* [TASK REQUIREMENTS]
Below is a block of data; give all of it again word for word.

* [Dataset entries on figures]
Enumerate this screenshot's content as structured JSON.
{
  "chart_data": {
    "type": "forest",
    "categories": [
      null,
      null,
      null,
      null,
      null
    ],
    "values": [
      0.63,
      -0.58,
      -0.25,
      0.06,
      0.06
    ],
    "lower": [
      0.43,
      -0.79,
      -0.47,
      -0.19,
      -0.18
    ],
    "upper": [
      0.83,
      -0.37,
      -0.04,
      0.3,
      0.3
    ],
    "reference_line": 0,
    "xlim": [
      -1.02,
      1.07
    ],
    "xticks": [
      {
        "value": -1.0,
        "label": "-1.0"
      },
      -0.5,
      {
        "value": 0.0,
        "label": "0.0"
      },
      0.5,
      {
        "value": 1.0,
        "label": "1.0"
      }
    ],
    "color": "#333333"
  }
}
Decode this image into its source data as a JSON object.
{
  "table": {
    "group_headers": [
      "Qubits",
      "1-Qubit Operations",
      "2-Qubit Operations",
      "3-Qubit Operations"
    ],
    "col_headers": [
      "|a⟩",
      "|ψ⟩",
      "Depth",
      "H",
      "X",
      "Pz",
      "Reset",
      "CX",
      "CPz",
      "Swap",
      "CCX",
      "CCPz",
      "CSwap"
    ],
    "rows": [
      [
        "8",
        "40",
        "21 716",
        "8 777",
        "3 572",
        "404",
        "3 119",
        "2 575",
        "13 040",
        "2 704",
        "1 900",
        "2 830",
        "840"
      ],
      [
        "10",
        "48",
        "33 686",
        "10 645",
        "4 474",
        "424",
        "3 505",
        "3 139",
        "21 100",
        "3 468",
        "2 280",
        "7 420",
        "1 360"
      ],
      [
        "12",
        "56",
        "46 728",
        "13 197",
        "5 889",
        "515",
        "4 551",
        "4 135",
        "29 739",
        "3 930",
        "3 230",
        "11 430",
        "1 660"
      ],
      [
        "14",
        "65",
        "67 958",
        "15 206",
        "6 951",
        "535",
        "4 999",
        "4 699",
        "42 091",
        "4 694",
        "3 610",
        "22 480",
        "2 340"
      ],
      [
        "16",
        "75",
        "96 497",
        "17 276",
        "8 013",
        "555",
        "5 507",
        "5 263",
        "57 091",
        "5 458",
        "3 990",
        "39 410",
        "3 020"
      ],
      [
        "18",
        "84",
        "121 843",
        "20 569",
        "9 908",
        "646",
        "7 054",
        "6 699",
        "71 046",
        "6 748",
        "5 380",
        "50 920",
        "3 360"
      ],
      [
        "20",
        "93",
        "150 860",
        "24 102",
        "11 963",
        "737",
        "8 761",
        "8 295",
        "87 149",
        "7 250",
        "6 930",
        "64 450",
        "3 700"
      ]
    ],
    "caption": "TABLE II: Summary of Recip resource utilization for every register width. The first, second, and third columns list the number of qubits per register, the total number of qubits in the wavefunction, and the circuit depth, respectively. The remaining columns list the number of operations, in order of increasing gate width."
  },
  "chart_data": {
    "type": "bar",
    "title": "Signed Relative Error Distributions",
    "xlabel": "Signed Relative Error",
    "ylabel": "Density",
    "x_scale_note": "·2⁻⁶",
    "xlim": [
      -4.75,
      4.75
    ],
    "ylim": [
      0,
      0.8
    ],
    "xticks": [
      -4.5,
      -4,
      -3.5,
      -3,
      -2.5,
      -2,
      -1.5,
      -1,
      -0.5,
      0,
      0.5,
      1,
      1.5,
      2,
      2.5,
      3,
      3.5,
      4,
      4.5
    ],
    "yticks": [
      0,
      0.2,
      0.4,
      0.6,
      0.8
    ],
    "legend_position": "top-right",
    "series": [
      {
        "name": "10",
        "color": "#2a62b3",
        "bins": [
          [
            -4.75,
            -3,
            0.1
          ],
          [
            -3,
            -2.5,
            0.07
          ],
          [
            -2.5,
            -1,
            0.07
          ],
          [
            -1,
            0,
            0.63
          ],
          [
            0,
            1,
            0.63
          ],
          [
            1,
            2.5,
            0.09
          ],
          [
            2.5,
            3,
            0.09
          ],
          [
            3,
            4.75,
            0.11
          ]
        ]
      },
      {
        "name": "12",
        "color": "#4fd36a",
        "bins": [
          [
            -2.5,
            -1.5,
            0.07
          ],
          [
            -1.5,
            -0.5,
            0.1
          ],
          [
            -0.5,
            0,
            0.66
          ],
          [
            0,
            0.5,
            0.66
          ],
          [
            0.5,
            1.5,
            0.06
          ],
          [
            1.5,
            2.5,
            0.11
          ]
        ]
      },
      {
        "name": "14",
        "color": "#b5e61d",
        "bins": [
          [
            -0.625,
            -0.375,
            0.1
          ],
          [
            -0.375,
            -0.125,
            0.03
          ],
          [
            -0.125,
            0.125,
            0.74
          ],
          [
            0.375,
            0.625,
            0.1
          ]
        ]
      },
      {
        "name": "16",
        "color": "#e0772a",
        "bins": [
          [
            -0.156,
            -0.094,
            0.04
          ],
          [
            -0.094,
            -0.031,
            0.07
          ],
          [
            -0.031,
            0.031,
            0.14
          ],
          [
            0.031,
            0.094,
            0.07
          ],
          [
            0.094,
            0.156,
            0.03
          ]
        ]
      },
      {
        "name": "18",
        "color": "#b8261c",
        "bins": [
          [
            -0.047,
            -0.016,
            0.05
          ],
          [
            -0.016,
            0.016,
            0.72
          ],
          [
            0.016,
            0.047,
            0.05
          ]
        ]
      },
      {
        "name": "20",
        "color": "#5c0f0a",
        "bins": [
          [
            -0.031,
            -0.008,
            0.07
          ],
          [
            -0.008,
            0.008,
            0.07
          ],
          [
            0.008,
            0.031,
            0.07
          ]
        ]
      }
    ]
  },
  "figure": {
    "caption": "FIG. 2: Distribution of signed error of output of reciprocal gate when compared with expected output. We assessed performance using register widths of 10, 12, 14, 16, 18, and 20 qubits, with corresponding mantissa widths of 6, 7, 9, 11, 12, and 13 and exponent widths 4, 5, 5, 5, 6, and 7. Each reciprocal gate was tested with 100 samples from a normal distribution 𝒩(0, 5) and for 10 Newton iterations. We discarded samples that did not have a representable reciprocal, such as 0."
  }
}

* [REPLY TO THE TASK]
Enumerate this screenshot's content as structured JSON.
{
  "chart_data": {
    "type": "forest",
    "categories": [
      null,
      null,
      null,
      null,
      null
    ],
    "values": [
      0.63,
      -0.58,
      -0.25,
      0.06,
      0.06
    ],
    "lower": [
      0.43,
      -0.79,
      -0.47,
      -0.19,
      -0.18
    ],
    "upper": [
      0.83,
      -0.37,
      -0.04,
      0.3,
      0.3
    ],
    "reference_line": 0,
    "xlim": [
      -1.02,
      1.07
    ],
    "xticks": [
      {
        "value": -1.0,
        "label": "-1.0"
      },
      -0.5,
      {
        "value": 0.0,
        "label": "0.0"
      },
      0.5,
      {
        "value": 1.0,
        "label": "1.0"
      }
    ],
    "color": "#333333"
  }
}
Decode this image into its source data as a JSON object.
{
  "table": {
    "group_headers": [
      "Qubits",
      "1-Qubit Operations",
      "2-Qubit Operations",
      "3-Qubit Operations"
    ],
    "col_headers": [
      "|a⟩",
      "|ψ⟩",
      "Depth",
      "H",
      "X",
      "Pz",
      "Reset",
      "CX",
      "CPz",
      "Swap",
      "CCX",
      "CCPz",
      "CSwap"
    ],
    "rows": [
      [
        "8",
        "40",
        "21 716",
        "8 777",
        "3 572",
        "404",
        "3 119",
        "2 575",
        "13 040",
        "2 704",
        "1 900",
        "2 830",
        "840"
      ],
      [
        "10",
        "48",
        "33 686",
        "10 645",
        "4 474",
        "424",
        "3 505",
        "3 139",
        "21 100",
        "3 468",
        "2 280",
        "7 420",
        "1 360"
      ],
      [
        "12",
        "56",
        "46 728",
        "13 197",
        "5 889",
        "515",
        "4 551",
        "4 135",
        "29 739",
        "3 930",
        "3 230",
        "11 430",
        "1 660"
      ],
      [
        "14",
        "65",
        "67 958",
        "15 206",
        "6 951",
        "535",
        "4 999",
        "4 699",
        "42 091",
        "4 694",
        "3 610",
        "22 480",
        "2 340"
      ],
      [
        "16",
        "75",
        "96 497",
        "17 276",
        "8 013",
        "555",
        "5 507",
        "5 263",
        "57 091",
        "5 458",
        "3 990",
        "39 410",
        "3 020"
      ],
      [
        "18",
        "84",
        "121 843",
        "20 569",
        "9 908",
        "646",
        "7 054",
        "6 699",
        "71 046",
        "6 748",
        "5 380",
        "50 920",
        "3 360"
      ],
      [
        "20",
        "93",
        "150 860",
        "24 102",
        "11 963",
        "737",
        "8 761",
        "8 295",
        "87 149",
        "7 250",
        "6 930",
        "64 450",
        "3 700"
      ]
    ],
    "caption": "TABLE II: Summary of Recip resource utilization for every register width. The first, second, and third columns list the number of qubits per register, the total number of qubits in the wavefunction, and the circuit depth, respectively. The remaining columns list the number of operations, in order of increasing gate width."
  },
  "chart_data": {
    "type": "bar",
    "title": "Signed Relative Error Distributions",
    "xlabel": "Signed Relative Error",
    "ylabel": "Density",
    "x_scale_note": "·2⁻⁶",
    "xlim": [
      -4.75,
      4.75
    ],
    "ylim": [
      0,
      0.8
    ],
    "xticks": [
      -4.5,
      -4,
      -3.5,
      -3,
      -2.5,
      -2,
      -1.5,
      -1,
      -0.5,
      0,
      0.5,
      1,
      1.5,
      2,
      2.5,
      3,
      3.5,
      4,
      4.5
    ],
    "yticks": [
      0,
      0.2,
      0.4,
      0.6,
      0.8
    ],
    "legend_position": "top-right",
    "series": [
      {
        "name": "10",
        "color": "#2a62b3",
        "bins": [
          [
            -4.75,
            -3,
            0.1
          ],
          [
            -3,
            -2.5,
            0.07
          ],
          [
            -2.5,
            -1,
            0.07
          ],
          [
            -1,
            0,
            0.63
          ],
          [
            0,
            1,
            0.63
          ],
          [
            1,
            2.5,
            0.09
          ],
          [
            2.5,
            3,
            0.09
          ],
          [
            3,
            4.75,
            0.11
          ]
        ]
      },
      {
        "name": "12",
        "color": "#4fd36a",
        "bins": [
          [
            -2.5,
            -1.5,
            0.07
          ],
          [
            -1.5,
            -0.5,
            0.1
          ],
          [
            -0.5,
            0,
            0.66
          ],
          [
            0,
            0.5,
            0.66
          ],
          [
            0.5,
            1.5,
            0.06
          ],
          [
            1.5,
            2.5,
            0.11
          ]
        ]
      },
      {
        "name": "14",
        "color": "#b5e61d",
        "bins": [
          [
            -0.625,
            -0.375,
            0.1
          ],
          [
            -0.375,
            -0.125,
            0.03
          ],
          [
            -0.125,
            0.125,
            0.74
          ],
          [
            0.375,
            0.625,
            0.1
          ]
        ]
      },
      {
        "name": "16",
        "color": "#e0772a",
        "bins": [
          [
            -0.156,
            -0.094,
            0.04
          ],
          [
            -0.094,
            -0.031,
            0.07
          ],
          [
            -0.031,
            0.031,
            0.14
          ],
          [
            0.031,
            0.094,
            0.07
          ],
          [
            0.094,
            0.156,
            0.03
          ]
        ]
      },
      {
        "name": "18",
        "color": "#b8261c",
        "bins": [
          [
            -0.047,
            -0.016,
            0.05
          ],
          [
            -0.016,
            0.016,
            0.72
          ],
          [
            0.016,
            0.047,
            0.05
          ]
        ]
      },
      {
        "name": "20",
        "color": "#5c0f0a",
        "bins": [
          [
            -0.031,
            -0.008,
            0.07
          ],
          [
            -0.008,
            0.008,
            0.07
          ],
          [
            0.008,
            0.031,
            0.07
          ]
        ]
      }
    ]
  },
  "figure": {
    "caption": "FIG. 2: Distribution of signed error of output of reciprocal gate when compared with expected output. We assessed performance using register widths of 10, 12, 14, 16, 18, and 20 qubits, with corresponding mantissa widths of 6, 7, 9, 11, 12, and 13 and exponent widths 4, 5, 5, 5, 6, and 7. Each reciprocal gate was tested with 100 samples from a normal distribution 𝒩(0, 5) and for 10 Newton iterations. We discarded samples that did not have a representable reciprocal, such as 0."
  }
}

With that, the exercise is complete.